------ TEXT SHOWN
How sharp are your tools?

Last night I had a wonderful opportunity to celebrate one of my dearest friend’s 55-bday. The gathering was small and powerful. Great food. Great company. I even sung along when I knew the words. Peter, Paul, and Mary. Simon & Garfunkle. Every so often the Shy part of me would chase my voice away.
As my friend and I chatted about the party, wrapping the night up, she mentioned that the room was full of women with sharp pencils.
I had never been told my pencil was sharp, and I mentioned this to her. What do I mean, she asked.
I grew up thinking my pencil was on the dull side. From a young child, I got the impression that not much was expected from me or of me. I was smaller and slower. They told me to think about being a veterinarian’s assistant.
What I lacked in stature, I had a surplus of tenacity and determination.
When it came to sports, especially the ones I could give over a hundred percent, I wasn’t about to settle for less. I was willing to put in the time and do the work, though the most important factor was my willingness to try hard. Can I blame it on my German heritage as being stubborn? I hate to lose.
------------
**WRITTEN REQUEST**
Can you rewrite the essay's paragraph beginning "I grew up thinking my pencil was on the dull side" as a short list that keeps its main facts? The records that come next are separate material, unconnected to the essay.
------ GIVEN ENTRIES
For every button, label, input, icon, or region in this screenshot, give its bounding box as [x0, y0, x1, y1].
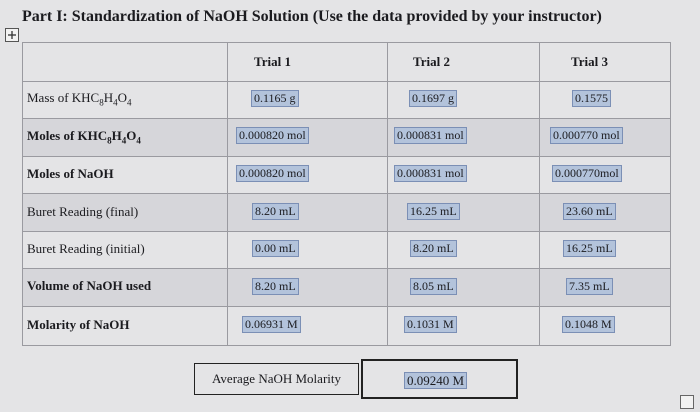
header-cell-trial-1 — [228, 42, 388, 82]
average-molarity-value[interactable]: 0.09240 M — [404, 372, 467, 389]
row-label-moles-naoh: Moles of NaOH — [27, 166, 114, 181]
value-mass-trial-3[interactable]: 0.1575 — [572, 90, 611, 107]
average-molarity-label: Average NaOH Molarity — [194, 363, 359, 395]
row-label-volume-naoh: Volume of NaOH used — [27, 278, 152, 293]
value-molarity-trial-1[interactable]: 0.06931 M — [242, 316, 301, 333]
value-buret-final-trial-2[interactable]: 16.25 mL — [407, 203, 460, 220]
value-buret-initial-trial-2[interactable]: 8.20 mL — [410, 240, 457, 257]
value-buret-final-trial-1[interactable]: 8.20 mL — [252, 203, 299, 220]
value-moles-khp-trial-1[interactable]: 0.000820 mol — [236, 127, 309, 144]
value-moles-naoh-trial-3[interactable]: 0.000770mol — [552, 165, 622, 182]
value-buret-initial-trial-3[interactable]: 16.25 mL — [563, 240, 616, 257]
row-label-buret-initial: Buret Reading (initial) — [27, 241, 145, 256]
row-label-buret-final: Buret Reading (final) — [27, 204, 139, 219]
value-mass-trial-1[interactable]: 0.1165 g — [251, 90, 299, 107]
value-volume-trial-2[interactable]: 8.05 mL — [410, 278, 457, 295]
value-volume-trial-3[interactable]: 7.35 mL — [566, 278, 613, 295]
column-header-trial-3: Trial 3 — [571, 54, 608, 69]
value-buret-initial-trial-1[interactable]: 0.00 mL — [252, 240, 299, 257]
row-label-moles-khp: Moles of $KHC_8H_4O_4$ — [27, 128, 141, 146]
value-mass-trial-2[interactable]: 0.1697 g — [409, 90, 457, 107]
value-molarity-trial-2[interactable]: 0.1031 M — [404, 316, 457, 333]
header-cell-trial-2 — [388, 42, 540, 82]
value-moles-khp-trial-2[interactable]: 0.000831 mol — [394, 127, 467, 144]
section-title: Part I: Standardization of NaOH Solution (Use the data provided by your instructor) — [22, 8, 602, 25]
row-label-molarity-naoh: Molarity of NaOH — [27, 317, 130, 332]
resize-handle-icon[interactable] — [680, 395, 694, 409]
column-header-trial-1: Trial 1 — [254, 54, 291, 69]
plus-square-icon[interactable] — [5, 28, 19, 42]
value-molarity-trial-3[interactable]: 0.1048 M — [562, 316, 615, 333]
value-moles-naoh-trial-2[interactable]: 0.000831 mol — [394, 165, 467, 182]
data-table — [22, 42, 671, 346]
row-label-mass-khp: Mass of $KHC_8H_4O_4$ — [27, 90, 132, 108]
value-buret-final-trial-3[interactable]: 23.60 mL — [563, 203, 616, 220]
column-header-trial-2: Trial 2 — [413, 54, 450, 69]
value-volume-trial-1[interactable]: 8.20 mL — [252, 278, 299, 295]
header-corner-cell — [22, 42, 228, 82]
value-moles-khp-trial-3[interactable]: 0.000770 mol — [550, 127, 623, 144]
value-moles-naoh-trial-1[interactable]: 0.000820 mol — [236, 165, 309, 182]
------------
**EXERCISE OUTPUT**
- The writer grew up believing their pencil was on the dull side.
- From early childhood, the writer sensed that little was expected from or of them.
- The writer was smaller and slower.
- They were told to think about becoming a veterinarian's assistant.